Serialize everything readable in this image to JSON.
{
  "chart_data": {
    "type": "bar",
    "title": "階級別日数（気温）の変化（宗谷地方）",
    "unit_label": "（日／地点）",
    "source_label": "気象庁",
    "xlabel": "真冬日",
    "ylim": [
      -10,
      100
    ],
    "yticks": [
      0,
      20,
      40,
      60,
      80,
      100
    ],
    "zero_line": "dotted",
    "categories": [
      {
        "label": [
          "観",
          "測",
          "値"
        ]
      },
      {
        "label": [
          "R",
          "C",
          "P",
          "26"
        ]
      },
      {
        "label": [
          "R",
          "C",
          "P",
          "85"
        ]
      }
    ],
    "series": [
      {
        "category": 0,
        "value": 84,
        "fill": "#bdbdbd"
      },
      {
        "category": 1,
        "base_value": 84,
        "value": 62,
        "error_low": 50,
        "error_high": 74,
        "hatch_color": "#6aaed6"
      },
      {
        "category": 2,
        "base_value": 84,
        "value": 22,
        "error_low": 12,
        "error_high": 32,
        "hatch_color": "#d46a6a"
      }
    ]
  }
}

* * *

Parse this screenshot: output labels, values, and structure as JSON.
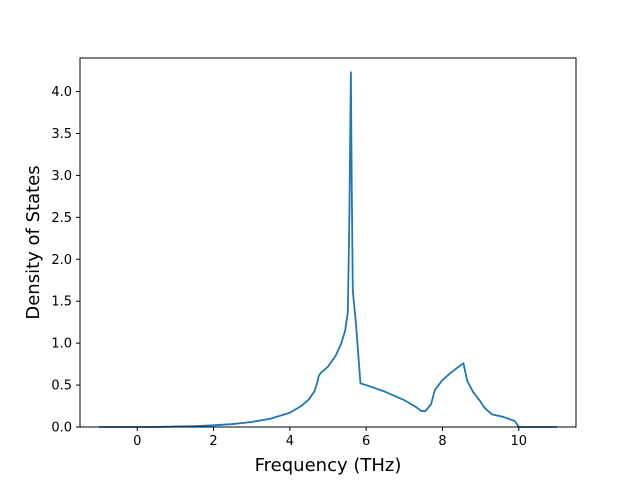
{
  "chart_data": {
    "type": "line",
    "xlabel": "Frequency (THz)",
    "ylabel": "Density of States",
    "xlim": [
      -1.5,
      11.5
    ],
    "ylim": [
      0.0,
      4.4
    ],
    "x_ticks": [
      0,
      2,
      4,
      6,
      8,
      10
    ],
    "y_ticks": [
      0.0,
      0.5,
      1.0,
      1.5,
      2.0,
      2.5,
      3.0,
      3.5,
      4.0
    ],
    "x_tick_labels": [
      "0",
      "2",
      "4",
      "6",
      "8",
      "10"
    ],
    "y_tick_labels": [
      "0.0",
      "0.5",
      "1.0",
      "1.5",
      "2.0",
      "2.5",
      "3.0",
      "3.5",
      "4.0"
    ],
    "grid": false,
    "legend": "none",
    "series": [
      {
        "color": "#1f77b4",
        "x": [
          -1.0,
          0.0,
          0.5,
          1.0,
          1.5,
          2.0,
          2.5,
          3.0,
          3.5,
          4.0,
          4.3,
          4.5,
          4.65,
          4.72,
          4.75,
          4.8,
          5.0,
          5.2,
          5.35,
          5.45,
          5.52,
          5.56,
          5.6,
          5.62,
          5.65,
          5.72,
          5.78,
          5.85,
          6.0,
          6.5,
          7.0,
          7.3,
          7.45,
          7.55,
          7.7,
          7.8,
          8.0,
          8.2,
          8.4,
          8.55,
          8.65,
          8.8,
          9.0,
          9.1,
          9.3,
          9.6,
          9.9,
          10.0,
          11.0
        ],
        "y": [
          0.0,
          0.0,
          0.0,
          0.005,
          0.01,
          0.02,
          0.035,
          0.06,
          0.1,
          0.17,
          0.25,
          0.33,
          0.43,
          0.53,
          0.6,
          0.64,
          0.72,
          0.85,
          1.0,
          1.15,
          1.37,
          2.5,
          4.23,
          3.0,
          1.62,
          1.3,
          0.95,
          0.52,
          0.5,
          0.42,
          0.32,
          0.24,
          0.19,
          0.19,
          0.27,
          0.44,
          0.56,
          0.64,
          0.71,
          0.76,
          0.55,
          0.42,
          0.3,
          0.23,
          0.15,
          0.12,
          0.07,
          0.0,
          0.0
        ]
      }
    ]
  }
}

What to work on
Gather all lines with the string "this" from the data.

Result
Serialize everything readable in this image to JSON.
Parse this screenshot: output labels, values, and structure as JSON.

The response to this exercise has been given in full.